TEXT BLOCK:
Seen in this perspective, the centrality of justification without works, the primary object of Paul’s preaching, does not clash with faith that works through love; indeed, it demands that our faith itself be expressed in a life in accordance with the Spirit. Often there is seen an unfounded opposition between St Paul’s theology and that of St James, who writes in his Letter: “as the body apart from the spirit is dead, so faith apart from works is dead”(2: 26). In reality, while Paul is primarily concerned to show that faith in Christ is necessary and sufficient, James accentuates the consequential relations between faith and works (cf. Jas 2: 24). Therefore, for both Paul and James, faith that is active in love testifies to the freely given gift of justification in Christ. Salvation received in Christ needs to be preserved and witnessed to “with fear and trembling. For God is at work in you, both to will and to work for his good pleasure…. Do all things without grumbling or questioning… holding fast the word of life”, St Paul was to say further, to the Christians of Philippi (cf. Phil 2: 12-14, 16).

PROBLEMS TO WORK ON:
(1) Summarize the passage on faith and works in two sentences.
(2) In the passage on faith and works, who are the quoted words about working out salvation "with fear and trembling" addressed to?

MATERIAL PROVIDED:
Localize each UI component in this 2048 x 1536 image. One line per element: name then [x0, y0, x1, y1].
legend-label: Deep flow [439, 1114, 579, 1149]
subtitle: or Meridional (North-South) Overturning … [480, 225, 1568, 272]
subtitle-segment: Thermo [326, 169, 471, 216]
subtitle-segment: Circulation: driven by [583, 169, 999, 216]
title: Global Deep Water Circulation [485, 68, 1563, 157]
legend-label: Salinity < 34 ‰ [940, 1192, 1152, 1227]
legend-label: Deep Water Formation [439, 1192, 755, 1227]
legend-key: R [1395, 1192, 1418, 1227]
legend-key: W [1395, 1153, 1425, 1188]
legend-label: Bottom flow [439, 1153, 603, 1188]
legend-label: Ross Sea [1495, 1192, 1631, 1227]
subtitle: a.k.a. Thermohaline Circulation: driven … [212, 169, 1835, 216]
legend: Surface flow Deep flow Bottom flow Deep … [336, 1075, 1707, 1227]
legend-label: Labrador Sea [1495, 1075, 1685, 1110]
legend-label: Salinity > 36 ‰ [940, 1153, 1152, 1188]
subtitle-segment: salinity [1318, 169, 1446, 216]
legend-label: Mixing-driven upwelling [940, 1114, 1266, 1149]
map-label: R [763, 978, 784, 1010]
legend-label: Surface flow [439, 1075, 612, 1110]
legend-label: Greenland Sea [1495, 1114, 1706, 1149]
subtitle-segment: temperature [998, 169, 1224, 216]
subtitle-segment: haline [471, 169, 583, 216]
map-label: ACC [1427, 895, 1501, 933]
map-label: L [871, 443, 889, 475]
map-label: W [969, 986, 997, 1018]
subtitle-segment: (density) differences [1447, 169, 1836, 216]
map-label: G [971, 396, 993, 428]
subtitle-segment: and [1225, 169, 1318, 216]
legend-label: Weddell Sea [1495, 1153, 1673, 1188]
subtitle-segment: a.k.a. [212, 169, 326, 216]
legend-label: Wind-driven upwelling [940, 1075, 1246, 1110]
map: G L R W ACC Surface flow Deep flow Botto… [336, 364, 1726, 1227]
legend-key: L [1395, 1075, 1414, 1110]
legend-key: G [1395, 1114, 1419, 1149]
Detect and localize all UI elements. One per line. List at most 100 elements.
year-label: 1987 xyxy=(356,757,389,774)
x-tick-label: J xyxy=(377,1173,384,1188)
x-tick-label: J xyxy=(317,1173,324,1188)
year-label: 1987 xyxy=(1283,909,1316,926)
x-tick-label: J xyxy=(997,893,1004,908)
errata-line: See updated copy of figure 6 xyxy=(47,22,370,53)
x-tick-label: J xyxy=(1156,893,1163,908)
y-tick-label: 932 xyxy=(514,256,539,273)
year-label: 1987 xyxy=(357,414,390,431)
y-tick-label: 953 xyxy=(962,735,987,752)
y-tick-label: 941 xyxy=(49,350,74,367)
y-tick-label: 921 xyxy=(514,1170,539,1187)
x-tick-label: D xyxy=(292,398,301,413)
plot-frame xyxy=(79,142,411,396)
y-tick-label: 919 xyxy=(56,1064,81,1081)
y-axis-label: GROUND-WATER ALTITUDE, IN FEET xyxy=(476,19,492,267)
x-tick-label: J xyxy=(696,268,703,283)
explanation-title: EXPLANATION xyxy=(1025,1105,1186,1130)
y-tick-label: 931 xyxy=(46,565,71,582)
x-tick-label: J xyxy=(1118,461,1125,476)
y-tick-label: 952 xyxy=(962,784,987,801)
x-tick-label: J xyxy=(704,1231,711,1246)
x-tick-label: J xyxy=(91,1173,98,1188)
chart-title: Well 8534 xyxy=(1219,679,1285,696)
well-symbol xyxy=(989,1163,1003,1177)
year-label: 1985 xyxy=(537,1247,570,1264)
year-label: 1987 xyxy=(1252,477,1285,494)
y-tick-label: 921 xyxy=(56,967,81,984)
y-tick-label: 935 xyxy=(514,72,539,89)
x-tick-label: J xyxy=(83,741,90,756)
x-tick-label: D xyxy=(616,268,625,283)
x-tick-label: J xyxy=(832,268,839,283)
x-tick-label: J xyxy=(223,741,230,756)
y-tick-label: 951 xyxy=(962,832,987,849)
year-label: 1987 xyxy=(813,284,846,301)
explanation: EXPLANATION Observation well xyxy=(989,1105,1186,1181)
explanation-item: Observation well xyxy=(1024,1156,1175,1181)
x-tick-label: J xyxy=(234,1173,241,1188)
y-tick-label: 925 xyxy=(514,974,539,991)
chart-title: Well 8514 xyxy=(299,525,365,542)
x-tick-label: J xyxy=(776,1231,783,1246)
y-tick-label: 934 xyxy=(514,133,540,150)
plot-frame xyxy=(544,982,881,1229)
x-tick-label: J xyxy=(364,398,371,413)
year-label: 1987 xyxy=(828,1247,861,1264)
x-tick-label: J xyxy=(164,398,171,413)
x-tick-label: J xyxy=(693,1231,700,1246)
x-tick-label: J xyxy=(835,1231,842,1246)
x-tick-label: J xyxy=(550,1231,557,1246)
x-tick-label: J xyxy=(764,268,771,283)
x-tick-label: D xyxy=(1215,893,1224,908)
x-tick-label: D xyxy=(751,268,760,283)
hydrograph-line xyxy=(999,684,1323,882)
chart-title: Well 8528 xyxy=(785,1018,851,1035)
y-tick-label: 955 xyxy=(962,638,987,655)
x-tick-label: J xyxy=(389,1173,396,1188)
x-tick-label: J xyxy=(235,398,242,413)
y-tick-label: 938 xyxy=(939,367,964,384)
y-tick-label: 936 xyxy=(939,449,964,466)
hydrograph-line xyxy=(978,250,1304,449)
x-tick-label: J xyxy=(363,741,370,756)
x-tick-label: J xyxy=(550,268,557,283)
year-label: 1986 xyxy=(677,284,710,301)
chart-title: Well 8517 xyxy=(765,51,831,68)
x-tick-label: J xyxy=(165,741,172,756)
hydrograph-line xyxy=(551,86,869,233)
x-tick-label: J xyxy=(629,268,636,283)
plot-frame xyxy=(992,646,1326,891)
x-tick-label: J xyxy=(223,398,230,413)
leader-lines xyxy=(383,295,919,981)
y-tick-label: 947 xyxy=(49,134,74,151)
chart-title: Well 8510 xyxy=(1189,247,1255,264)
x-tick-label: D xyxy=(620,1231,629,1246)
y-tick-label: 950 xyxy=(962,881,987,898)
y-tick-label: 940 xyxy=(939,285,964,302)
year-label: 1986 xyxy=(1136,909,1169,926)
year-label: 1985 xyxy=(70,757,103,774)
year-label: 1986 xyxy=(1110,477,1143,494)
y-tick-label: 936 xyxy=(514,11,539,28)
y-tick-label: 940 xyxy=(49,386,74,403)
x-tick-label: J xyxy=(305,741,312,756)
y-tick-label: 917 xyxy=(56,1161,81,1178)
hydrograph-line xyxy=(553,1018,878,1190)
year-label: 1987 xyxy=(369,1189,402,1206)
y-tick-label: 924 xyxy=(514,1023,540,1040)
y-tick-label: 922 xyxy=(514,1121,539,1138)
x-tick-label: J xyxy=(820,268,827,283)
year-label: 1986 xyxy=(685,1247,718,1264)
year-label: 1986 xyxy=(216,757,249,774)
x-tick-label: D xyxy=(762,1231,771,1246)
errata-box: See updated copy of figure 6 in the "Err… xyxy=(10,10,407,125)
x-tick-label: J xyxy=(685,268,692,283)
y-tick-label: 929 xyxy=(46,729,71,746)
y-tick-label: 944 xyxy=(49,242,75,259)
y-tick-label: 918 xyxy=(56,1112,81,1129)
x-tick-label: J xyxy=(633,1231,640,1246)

ANSWERS PER TASK:
(1) Paul's central teaching of justification without works does not clash with faith that works through love; it demands that faith be expressed in a life in accordance with the Spirit. The supposed opposition between Paul and James is unfounded, since Paul stresses that faith in Christ is necessary and sufficient while James stresses the consequential relations between faith and works, and for both, faith active in love testifies to the freely given gift of justification in Christ.

(2) The Christians of Philippi.